Input:
· · · · · · ·

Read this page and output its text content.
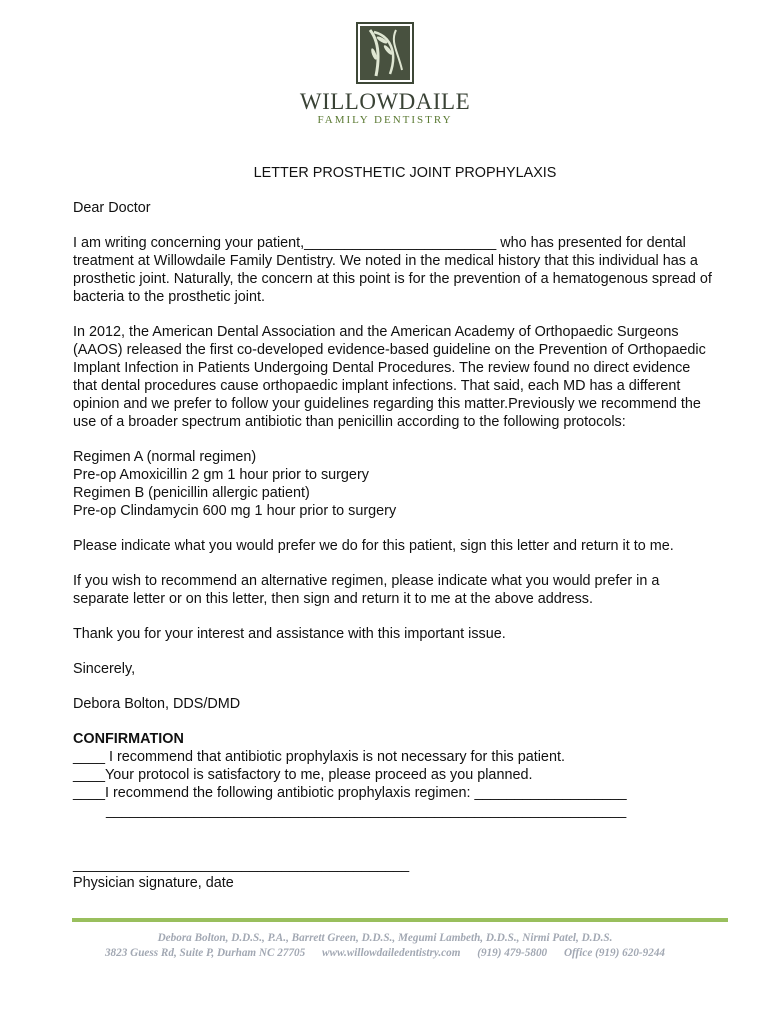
WILLOWDAILE
FAMILY DENTISTRY
LETTER PROSTHETIC JOINT PROPHYLAXIS

Dear Doctor

I am writing concerning your patient,________________________ who has presented for dental
treatment at Willowdaile Family Dentistry. We noted in the medical history that this individual has a
prosthetic joint. Naturally, the concern at this point is for the prevention of a hematogenous spread of
bacteria to the prosthetic joint.

In 2012, the American Dental Association and the American Academy of Orthopaedic Surgeons
(AAOS) released the first co-developed evidence-based guideline on the Prevention of Orthopaedic
Implant Infection in Patients Undergoing Dental Procedures. The review found no direct evidence
that dental procedures cause orthopaedic implant infections. That said, each MD has a different
opinion and we prefer to follow your guidelines regarding this matter.Previously we recommend the
use of a broader spectrum antibiotic than penicillin according to the following protocols:

Regimen A (normal regimen)
Pre-op Amoxicillin 2 gm 1 hour prior to surgery
Regimen B (penicillin allergic patient)
Pre-op Clindamycin 600 mg 1 hour prior to surgery

Please indicate what you would prefer we do for this patient, sign this letter and return it to me.

If you wish to recommend an alternative regimen, please indicate what you would prefer in a
separate letter or on this letter, then sign and return it to me at the above address.

Thank you for your interest and assistance with this important issue.

Sincerely,

Debora Bolton, DDS/DMD

CONFIRMATION
____ I recommend that antibiotic prophylaxis is not necessary for this patient.
____Your protocol is satisfactory to me, please proceed as you planned.
____I recommend the following antibiotic prophylaxis regimen: ___________________
_________________________________________________________________
__________________________________________
Physician signature, date
Debora Bolton, D.D.S., P.A., Barrett Green, D.D.S., Megumi Lambeth, D.D.S., Nirmi Patel, D.D.S.
3823 Guess Rd, Suite P, Durham NC 27705 www.willowdailedentistry.com (919) 479-5800 Office (919) 620-9244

· · · · · · ·

Description of the task: Copy these entries precisely and drop any picture.

The answer:
Read this page and output its text content.
WILLOWDAILE
FAMILY DENTISTRY
LETTER PROSTHETIC JOINT PROPHYLAXIS

Dear Doctor

I am writing concerning your patient,________________________ who has presented for dental
treatment at Willowdaile Family Dentistry. We noted in the medical history that this individual has a
prosthetic joint. Naturally, the concern at this point is for the prevention of a hematogenous spread of
bacteria to the prosthetic joint.

In 2012, the American Dental Association and the American Academy of Orthopaedic Surgeons
(AAOS) released the first co-developed evidence-based guideline on the Prevention of Orthopaedic
Implant Infection in Patients Undergoing Dental Procedures. The review found no direct evidence
that dental procedures cause orthopaedic implant infections. That said, each MD has a different
opinion and we prefer to follow your guidelines regarding this matter.Previously we recommend the
use of a broader spectrum antibiotic than penicillin according to the following protocols:

Regimen A (normal regimen)
Pre-op Amoxicillin 2 gm 1 hour prior to surgery
Regimen B (penicillin allergic patient)
Pre-op Clindamycin 600 mg 1 hour prior to surgery

Please indicate what you would prefer we do for this patient, sign this letter and return it to me.

If you wish to recommend an alternative regimen, please indicate what you would prefer in a
separate letter or on this letter, then sign and return it to me at the above address.

Thank you for your interest and assistance with this important issue.

Sincerely,

Debora Bolton, DDS/DMD

CONFIRMATION
____ I recommend that antibiotic prophylaxis is not necessary for this patient.
____Your protocol is satisfactory to me, please proceed as you planned.
____I recommend the following antibiotic prophylaxis regimen: ___________________
_________________________________________________________________
__________________________________________
Physician signature, date
Debora Bolton, D.D.S., P.A., Barrett Green, D.D.S., Megumi Lambeth, D.D.S., Nirmi Patel, D.D.S.
3823 Guess Rd, Suite P, Durham NC 27705 www.willowdailedentistry.com (919) 479-5800 Office (919) 620-9244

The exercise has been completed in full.